### Work to complete
Gather every line in the records below that contains the word "Annisa".
━━ Working data ━━
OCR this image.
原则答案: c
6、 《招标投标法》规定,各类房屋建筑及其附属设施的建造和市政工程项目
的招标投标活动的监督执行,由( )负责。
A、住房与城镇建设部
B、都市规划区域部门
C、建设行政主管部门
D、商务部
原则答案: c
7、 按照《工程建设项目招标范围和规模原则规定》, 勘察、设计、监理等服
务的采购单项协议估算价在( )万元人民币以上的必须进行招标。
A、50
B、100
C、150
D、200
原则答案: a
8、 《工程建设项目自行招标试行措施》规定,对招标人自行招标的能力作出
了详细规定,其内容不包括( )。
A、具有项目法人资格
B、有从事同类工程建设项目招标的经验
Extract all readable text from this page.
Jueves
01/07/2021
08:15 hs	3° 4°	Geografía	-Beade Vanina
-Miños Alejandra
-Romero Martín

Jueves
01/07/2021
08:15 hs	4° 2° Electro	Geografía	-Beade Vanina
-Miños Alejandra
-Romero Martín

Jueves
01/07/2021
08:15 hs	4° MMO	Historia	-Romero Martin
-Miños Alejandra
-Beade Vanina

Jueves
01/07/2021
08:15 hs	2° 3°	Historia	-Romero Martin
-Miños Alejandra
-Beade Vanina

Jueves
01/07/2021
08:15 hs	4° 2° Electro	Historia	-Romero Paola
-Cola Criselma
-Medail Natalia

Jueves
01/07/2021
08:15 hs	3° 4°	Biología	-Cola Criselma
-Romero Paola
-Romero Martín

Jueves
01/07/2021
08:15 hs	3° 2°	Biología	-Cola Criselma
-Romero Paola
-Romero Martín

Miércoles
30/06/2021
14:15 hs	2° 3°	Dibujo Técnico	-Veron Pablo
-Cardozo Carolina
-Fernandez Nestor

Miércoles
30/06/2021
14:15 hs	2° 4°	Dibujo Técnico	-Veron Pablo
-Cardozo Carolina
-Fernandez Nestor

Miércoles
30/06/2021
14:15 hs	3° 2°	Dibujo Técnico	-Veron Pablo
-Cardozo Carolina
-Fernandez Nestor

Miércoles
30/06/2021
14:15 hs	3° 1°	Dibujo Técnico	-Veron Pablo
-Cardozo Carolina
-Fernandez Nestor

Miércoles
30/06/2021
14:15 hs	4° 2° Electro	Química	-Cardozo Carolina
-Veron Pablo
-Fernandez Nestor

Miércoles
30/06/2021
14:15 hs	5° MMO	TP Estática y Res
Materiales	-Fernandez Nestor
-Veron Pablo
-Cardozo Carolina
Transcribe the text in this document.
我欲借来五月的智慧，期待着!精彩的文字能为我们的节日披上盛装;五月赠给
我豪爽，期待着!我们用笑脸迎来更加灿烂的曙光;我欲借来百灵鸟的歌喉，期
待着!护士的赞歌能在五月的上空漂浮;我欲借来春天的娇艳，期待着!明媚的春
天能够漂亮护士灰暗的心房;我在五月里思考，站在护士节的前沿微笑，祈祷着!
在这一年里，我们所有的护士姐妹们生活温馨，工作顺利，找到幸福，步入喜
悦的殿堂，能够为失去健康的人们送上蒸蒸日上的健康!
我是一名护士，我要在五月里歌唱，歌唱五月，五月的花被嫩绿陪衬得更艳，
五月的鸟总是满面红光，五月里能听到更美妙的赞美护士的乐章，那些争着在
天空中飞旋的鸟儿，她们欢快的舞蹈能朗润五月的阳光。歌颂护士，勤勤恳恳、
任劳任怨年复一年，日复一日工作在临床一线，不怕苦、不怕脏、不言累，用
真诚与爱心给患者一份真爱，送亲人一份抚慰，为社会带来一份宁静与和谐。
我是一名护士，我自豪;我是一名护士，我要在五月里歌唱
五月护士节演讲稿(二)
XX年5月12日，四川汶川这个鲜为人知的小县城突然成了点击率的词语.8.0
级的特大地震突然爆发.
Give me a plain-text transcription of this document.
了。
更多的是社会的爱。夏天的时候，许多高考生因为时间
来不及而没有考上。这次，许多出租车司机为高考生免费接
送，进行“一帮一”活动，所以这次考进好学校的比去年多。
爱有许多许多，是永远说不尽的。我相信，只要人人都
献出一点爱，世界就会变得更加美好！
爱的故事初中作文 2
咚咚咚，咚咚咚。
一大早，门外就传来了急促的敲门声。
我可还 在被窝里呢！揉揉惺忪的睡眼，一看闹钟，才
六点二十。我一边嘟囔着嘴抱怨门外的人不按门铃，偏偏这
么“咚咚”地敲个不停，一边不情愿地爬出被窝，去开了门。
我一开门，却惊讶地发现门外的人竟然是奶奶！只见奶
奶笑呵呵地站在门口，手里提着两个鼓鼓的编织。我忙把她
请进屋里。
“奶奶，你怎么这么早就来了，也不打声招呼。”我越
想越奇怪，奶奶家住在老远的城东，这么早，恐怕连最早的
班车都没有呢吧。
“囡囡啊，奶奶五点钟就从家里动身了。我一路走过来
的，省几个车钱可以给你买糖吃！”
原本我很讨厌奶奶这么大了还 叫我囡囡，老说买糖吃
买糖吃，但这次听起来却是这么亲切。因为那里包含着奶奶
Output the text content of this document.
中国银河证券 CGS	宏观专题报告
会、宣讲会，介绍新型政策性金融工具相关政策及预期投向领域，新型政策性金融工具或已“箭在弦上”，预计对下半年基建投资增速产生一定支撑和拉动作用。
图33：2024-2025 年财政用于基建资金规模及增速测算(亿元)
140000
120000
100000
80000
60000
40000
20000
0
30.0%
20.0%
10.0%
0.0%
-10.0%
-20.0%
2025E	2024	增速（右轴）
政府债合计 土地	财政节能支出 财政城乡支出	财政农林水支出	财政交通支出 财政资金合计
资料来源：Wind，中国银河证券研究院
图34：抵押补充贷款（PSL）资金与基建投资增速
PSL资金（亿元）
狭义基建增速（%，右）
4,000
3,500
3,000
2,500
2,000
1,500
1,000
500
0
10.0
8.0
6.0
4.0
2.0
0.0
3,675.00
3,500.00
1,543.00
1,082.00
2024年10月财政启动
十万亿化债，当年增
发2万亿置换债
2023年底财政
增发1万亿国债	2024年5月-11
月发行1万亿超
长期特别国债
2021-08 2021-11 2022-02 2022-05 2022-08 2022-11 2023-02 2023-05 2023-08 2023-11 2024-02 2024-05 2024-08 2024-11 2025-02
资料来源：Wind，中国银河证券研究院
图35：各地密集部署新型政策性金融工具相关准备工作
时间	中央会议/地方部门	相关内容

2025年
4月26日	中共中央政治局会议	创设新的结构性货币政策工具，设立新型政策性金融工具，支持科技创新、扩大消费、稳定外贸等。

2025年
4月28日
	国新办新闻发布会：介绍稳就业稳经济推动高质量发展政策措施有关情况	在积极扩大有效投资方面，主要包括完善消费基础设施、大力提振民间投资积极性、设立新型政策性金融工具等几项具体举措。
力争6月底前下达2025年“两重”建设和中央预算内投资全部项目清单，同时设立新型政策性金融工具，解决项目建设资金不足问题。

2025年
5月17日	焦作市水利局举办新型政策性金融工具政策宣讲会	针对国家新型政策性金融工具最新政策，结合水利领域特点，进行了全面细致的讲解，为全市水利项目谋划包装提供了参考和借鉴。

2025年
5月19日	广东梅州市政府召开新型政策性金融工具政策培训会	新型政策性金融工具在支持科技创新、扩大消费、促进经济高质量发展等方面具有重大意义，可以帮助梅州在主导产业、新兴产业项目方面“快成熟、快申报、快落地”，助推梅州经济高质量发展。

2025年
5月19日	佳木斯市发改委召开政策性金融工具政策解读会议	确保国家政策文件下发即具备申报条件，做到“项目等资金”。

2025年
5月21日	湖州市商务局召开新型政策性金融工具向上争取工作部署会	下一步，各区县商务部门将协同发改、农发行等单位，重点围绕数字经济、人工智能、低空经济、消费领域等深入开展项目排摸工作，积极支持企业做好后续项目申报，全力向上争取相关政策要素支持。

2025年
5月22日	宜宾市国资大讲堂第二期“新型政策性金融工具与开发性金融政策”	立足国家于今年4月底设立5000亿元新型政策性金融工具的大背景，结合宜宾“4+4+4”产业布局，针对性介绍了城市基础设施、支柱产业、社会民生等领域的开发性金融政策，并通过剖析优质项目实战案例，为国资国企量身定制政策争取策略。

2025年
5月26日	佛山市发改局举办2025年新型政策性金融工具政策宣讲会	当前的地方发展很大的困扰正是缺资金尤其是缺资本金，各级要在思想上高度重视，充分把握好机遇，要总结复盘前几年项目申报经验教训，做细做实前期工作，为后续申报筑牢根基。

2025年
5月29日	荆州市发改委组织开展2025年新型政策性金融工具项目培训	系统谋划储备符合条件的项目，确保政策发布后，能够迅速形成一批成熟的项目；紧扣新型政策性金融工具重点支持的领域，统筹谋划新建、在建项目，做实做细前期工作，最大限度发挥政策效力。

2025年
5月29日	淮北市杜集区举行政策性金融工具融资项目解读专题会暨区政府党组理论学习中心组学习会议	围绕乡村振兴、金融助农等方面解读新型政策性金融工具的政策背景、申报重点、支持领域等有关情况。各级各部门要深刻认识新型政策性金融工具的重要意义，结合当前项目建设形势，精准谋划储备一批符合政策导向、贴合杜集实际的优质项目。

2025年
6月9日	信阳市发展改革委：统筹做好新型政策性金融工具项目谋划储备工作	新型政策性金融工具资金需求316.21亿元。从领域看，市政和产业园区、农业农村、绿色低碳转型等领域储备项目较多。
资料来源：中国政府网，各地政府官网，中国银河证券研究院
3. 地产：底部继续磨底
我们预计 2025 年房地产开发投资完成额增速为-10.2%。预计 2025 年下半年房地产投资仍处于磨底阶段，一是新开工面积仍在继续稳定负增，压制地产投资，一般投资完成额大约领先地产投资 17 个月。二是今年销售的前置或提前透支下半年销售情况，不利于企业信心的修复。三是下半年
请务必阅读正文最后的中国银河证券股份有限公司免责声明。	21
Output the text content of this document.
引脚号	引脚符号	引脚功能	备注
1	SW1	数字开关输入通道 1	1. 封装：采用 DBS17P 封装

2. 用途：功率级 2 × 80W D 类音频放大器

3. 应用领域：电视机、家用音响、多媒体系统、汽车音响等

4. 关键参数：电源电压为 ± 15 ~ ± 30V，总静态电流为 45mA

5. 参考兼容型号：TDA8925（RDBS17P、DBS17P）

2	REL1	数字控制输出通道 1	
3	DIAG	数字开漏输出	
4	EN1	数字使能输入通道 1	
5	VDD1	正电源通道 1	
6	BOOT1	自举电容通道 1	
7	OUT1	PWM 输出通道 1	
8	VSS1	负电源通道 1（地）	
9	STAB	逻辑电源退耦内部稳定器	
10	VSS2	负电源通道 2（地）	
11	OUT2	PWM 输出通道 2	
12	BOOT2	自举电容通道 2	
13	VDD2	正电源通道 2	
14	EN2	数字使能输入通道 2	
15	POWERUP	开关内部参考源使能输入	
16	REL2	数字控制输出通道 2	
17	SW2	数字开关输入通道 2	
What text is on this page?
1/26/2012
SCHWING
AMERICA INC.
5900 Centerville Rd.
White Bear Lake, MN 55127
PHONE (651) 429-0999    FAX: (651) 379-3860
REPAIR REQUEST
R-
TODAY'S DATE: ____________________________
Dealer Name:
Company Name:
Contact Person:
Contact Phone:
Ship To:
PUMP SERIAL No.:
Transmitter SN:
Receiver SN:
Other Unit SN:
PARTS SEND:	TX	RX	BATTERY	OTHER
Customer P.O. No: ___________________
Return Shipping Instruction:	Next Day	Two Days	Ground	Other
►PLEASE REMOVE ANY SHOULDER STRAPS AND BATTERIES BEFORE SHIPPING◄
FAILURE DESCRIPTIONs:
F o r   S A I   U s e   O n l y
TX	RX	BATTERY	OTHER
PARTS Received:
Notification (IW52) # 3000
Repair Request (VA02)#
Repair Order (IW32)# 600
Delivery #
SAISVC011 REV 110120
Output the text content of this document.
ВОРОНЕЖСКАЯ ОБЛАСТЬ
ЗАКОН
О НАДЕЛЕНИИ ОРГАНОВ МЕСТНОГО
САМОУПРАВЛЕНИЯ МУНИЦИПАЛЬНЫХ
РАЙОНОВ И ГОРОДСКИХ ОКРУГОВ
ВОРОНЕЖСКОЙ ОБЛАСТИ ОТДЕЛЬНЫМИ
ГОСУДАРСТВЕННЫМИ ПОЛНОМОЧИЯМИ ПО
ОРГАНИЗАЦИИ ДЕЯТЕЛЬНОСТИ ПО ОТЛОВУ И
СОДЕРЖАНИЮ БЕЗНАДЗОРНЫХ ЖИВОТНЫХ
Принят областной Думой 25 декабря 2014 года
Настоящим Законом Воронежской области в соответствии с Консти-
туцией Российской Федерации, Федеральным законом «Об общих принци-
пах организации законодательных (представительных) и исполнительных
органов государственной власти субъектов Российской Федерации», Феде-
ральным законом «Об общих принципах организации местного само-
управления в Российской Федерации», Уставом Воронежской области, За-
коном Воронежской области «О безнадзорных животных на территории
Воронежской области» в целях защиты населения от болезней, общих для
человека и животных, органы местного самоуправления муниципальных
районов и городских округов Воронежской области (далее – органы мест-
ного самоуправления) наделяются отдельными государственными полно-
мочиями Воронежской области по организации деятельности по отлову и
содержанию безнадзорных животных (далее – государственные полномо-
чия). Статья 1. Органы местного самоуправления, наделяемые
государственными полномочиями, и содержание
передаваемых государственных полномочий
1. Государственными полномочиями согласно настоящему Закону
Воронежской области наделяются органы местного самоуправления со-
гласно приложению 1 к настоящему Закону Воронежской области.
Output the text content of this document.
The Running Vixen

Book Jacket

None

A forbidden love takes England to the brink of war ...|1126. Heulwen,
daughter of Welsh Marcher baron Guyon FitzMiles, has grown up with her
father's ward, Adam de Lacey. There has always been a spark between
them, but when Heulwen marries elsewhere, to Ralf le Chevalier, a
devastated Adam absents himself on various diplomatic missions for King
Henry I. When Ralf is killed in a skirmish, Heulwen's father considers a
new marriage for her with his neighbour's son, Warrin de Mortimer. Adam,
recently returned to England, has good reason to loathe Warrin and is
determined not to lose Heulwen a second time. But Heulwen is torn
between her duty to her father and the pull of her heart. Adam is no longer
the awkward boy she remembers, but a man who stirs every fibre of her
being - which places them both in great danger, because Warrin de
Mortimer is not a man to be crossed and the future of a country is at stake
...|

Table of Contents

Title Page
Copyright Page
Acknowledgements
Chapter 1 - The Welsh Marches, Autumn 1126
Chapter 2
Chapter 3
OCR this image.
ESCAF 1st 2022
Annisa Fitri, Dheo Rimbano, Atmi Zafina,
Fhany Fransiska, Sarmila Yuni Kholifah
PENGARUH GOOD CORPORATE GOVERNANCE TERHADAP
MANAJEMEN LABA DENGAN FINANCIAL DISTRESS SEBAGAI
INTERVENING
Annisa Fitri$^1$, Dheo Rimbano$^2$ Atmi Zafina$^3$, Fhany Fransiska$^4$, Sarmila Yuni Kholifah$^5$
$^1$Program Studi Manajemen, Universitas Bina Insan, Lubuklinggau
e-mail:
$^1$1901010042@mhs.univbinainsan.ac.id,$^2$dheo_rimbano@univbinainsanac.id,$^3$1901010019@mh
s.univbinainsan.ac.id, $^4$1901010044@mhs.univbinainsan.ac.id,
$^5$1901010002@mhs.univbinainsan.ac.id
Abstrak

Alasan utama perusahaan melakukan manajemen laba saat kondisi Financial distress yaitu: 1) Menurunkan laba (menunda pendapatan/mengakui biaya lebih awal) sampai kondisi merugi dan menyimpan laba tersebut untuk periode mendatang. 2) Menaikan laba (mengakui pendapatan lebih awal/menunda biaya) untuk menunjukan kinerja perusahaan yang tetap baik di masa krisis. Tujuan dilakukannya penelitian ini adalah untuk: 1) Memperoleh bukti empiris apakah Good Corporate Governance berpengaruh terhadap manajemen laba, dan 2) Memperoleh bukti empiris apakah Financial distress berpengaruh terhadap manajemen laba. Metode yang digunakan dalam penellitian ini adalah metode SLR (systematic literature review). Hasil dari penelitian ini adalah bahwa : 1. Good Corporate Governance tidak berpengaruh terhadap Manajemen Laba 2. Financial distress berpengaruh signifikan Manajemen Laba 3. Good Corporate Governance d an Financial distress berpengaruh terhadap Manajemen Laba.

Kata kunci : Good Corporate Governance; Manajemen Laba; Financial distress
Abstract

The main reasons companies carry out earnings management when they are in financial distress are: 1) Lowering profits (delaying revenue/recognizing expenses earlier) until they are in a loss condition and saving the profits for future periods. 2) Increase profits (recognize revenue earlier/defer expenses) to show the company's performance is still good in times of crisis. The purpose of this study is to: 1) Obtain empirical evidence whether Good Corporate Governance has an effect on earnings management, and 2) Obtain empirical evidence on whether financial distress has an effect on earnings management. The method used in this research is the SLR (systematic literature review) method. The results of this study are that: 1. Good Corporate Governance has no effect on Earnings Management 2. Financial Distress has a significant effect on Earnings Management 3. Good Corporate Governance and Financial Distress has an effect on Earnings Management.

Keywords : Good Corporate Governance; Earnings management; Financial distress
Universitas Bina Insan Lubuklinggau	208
━━━
### The reply
Annisa Fitri, Dheo Rimbano, Atmi Zafina,
Annisa Fitri$^1$, Dheo Rimbano$^2$ Atmi Zafina$^3$, Fhany Fransiska$^4$, Sarmila Yuni Kholifah$^5$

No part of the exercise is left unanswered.